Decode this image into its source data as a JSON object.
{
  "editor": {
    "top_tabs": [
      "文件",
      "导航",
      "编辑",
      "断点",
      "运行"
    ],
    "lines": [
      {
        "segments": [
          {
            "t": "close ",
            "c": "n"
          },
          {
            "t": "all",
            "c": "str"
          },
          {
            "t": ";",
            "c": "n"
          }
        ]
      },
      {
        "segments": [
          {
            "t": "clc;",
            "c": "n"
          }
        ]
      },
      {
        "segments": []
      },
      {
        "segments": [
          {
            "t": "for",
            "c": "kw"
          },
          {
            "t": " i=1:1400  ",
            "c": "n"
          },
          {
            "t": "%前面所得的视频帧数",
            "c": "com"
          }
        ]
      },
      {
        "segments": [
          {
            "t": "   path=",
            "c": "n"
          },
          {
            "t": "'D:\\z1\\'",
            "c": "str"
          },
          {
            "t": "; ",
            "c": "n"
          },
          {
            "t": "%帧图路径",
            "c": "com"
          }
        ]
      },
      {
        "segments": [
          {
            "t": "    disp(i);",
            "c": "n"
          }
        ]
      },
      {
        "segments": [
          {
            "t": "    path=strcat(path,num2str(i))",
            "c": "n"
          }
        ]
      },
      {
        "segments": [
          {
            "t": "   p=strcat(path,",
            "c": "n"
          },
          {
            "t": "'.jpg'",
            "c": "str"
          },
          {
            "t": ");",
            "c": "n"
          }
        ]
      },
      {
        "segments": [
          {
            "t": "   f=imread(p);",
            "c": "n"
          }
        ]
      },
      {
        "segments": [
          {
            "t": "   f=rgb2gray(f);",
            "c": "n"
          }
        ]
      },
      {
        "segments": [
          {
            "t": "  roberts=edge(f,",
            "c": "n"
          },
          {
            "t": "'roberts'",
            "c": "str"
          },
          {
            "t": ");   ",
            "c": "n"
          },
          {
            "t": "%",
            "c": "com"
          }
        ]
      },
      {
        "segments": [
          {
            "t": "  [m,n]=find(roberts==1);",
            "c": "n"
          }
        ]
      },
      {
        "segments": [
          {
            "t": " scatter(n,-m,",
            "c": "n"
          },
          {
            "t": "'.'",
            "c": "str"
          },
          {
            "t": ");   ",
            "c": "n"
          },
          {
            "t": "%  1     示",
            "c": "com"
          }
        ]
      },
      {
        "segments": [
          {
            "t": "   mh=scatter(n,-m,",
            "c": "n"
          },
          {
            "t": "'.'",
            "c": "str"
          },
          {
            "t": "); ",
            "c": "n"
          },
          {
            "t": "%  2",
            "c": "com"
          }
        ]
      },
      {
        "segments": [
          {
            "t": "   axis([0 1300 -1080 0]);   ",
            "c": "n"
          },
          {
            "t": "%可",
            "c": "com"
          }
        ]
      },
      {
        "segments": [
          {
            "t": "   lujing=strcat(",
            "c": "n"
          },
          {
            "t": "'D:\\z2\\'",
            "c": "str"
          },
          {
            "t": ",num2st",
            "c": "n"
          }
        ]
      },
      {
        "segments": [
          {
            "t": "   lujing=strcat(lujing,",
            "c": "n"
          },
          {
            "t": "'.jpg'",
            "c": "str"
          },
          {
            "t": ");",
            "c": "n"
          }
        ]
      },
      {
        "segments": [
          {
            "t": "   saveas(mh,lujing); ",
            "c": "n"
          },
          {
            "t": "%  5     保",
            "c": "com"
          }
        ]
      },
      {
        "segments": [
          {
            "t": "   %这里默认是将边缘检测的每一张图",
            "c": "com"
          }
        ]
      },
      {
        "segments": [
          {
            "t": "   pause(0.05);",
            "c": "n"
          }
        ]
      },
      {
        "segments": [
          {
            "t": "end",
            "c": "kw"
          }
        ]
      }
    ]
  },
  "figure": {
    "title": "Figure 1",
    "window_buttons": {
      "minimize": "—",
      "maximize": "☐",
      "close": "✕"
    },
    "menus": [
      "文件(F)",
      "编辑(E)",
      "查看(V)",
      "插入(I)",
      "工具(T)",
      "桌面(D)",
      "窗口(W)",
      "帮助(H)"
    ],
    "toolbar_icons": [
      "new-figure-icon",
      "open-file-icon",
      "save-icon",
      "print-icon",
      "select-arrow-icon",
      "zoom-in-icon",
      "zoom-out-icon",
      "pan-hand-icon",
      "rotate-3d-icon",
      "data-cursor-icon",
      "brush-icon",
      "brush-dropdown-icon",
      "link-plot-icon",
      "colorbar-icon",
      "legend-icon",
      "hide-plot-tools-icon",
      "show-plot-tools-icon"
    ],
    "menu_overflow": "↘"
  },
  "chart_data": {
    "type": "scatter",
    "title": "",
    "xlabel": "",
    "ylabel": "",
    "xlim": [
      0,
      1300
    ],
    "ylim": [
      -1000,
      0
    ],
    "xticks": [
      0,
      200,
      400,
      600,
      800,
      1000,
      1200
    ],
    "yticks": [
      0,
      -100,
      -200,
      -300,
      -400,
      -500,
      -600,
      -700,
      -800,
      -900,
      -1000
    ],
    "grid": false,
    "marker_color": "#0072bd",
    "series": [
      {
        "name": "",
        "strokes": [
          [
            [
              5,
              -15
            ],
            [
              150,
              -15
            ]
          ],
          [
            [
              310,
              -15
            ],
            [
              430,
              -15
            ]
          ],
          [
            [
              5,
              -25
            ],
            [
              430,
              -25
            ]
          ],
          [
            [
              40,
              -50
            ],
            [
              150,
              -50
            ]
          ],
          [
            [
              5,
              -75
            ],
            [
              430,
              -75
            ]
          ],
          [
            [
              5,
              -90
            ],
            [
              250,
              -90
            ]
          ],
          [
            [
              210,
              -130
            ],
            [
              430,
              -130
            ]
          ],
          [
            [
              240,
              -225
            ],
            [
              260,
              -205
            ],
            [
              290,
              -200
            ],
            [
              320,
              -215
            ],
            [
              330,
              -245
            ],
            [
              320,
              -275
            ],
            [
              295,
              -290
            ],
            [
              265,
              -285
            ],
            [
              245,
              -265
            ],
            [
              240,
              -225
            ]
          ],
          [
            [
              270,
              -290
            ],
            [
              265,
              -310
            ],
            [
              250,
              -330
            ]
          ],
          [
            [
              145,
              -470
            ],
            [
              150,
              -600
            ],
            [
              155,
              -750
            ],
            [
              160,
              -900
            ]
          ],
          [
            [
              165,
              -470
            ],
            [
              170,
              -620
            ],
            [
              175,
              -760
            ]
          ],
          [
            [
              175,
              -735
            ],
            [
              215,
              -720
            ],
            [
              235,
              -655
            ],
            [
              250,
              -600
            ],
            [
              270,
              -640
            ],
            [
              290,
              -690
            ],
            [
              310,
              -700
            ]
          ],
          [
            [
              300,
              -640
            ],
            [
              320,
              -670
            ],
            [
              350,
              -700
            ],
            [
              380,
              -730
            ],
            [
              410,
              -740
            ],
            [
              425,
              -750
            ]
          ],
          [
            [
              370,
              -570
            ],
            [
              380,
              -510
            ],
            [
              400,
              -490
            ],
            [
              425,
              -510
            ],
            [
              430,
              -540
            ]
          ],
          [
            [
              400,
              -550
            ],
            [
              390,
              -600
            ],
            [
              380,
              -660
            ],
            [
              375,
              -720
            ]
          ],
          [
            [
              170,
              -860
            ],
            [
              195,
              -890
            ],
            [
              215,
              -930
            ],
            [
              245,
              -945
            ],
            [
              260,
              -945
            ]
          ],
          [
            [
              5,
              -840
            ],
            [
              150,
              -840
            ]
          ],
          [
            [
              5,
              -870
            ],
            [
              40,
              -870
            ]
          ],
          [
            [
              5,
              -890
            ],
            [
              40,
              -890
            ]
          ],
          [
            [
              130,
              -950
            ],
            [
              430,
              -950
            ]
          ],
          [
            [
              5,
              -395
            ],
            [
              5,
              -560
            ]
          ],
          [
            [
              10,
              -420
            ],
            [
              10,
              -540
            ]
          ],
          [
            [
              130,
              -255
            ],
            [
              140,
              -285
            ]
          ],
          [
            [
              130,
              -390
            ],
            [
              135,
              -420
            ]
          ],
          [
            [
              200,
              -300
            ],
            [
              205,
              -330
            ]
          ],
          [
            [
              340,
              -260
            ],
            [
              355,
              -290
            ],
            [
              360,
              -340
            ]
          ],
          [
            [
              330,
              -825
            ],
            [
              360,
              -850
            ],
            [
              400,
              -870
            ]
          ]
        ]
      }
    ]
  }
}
....
## YOUR TASK
Show every line of the records above that contains the word "path".

## FULL OUTPUT
            "t": "   path=",
            "t": "    path=strcat(path,num2str(i))",
            "t": "   p=strcat(path,",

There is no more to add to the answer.